====== Entries
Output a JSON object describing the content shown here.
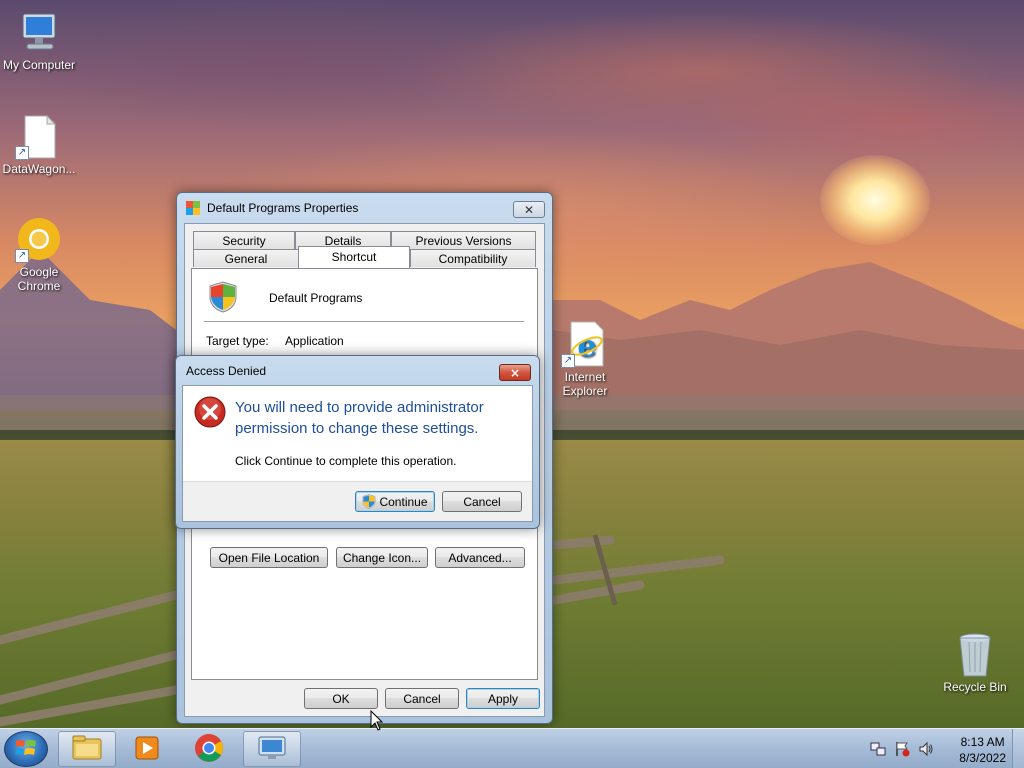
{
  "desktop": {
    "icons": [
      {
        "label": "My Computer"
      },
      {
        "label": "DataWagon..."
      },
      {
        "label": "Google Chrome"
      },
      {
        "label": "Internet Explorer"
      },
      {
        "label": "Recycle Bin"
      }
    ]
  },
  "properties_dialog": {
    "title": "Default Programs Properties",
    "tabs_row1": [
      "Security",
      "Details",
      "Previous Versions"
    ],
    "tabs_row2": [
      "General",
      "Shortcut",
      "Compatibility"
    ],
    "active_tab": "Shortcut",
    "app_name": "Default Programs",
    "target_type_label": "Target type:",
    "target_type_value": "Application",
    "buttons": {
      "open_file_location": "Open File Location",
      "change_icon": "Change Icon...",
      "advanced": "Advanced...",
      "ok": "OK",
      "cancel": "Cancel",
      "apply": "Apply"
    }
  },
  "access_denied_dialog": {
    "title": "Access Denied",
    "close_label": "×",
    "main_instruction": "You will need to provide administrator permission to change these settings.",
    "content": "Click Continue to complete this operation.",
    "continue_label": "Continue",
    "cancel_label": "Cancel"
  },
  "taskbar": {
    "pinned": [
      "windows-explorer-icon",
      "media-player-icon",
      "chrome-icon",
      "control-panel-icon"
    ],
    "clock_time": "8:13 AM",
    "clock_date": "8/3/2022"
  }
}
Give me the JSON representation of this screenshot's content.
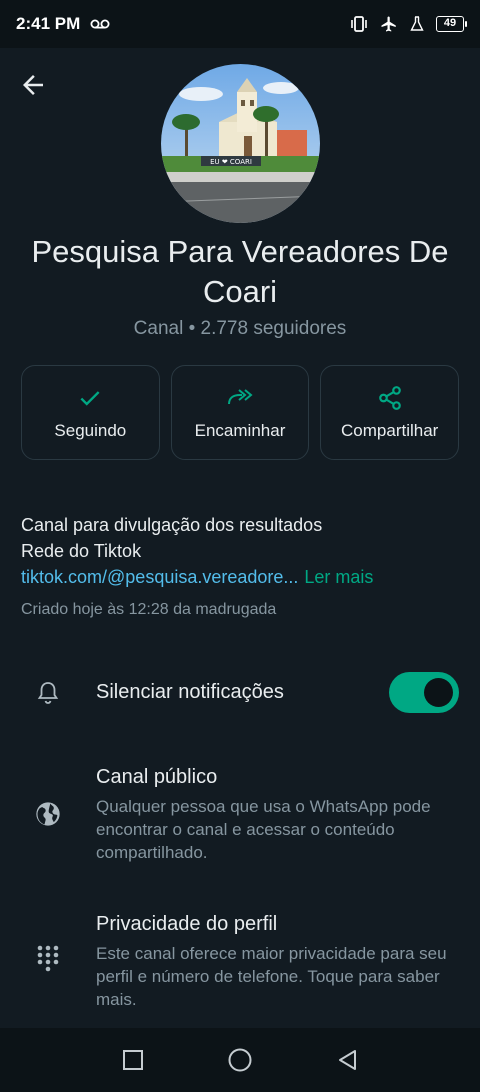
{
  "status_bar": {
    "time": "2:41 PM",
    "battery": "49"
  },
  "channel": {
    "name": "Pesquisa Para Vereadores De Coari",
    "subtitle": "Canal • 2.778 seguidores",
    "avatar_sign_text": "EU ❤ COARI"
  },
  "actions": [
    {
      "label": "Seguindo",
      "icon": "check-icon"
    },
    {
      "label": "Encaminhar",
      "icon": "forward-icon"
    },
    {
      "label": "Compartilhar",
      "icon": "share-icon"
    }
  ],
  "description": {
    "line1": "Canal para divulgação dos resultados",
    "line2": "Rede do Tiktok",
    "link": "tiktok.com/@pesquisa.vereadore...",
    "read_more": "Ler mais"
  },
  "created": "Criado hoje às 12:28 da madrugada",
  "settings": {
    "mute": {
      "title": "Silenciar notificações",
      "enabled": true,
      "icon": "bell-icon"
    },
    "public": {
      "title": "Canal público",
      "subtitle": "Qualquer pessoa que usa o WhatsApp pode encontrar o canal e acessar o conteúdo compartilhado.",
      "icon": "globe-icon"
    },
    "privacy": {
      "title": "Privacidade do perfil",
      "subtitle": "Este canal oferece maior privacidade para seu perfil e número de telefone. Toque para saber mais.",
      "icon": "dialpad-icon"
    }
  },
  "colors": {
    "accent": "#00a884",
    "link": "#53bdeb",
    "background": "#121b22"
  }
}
============
====== Entries
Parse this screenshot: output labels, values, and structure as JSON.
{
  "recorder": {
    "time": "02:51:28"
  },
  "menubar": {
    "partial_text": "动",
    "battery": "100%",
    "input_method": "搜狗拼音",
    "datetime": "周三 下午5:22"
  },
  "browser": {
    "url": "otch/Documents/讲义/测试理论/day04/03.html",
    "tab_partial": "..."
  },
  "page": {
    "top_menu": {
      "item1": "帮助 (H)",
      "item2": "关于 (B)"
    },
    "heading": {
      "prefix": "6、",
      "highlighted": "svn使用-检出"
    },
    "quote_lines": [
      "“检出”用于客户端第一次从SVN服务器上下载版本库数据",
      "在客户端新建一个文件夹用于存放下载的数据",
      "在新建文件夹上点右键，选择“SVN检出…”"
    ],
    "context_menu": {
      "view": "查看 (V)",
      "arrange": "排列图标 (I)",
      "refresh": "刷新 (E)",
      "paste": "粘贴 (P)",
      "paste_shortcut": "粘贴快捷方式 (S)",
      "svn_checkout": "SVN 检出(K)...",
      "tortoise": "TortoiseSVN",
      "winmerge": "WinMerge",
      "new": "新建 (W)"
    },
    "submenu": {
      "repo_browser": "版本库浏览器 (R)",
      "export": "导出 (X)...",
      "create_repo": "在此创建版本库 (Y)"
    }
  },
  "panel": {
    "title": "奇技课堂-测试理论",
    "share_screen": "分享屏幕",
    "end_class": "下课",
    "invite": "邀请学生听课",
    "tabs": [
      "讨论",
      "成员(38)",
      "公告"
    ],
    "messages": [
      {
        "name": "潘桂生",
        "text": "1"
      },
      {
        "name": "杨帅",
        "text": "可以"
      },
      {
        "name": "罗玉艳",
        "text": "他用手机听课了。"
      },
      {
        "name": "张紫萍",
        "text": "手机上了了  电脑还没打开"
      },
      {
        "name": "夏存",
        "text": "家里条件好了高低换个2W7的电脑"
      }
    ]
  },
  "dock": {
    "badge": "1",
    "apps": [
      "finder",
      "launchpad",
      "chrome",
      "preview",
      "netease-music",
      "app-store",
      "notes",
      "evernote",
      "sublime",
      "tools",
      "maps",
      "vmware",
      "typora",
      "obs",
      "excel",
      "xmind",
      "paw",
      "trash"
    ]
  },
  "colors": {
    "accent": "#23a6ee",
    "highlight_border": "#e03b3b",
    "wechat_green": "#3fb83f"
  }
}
============
Problem description.
Show the lines of the records that contain the word "Programs".

The solution.
    "title": "Default Programs Properties",
    "app_name": "Default Programs",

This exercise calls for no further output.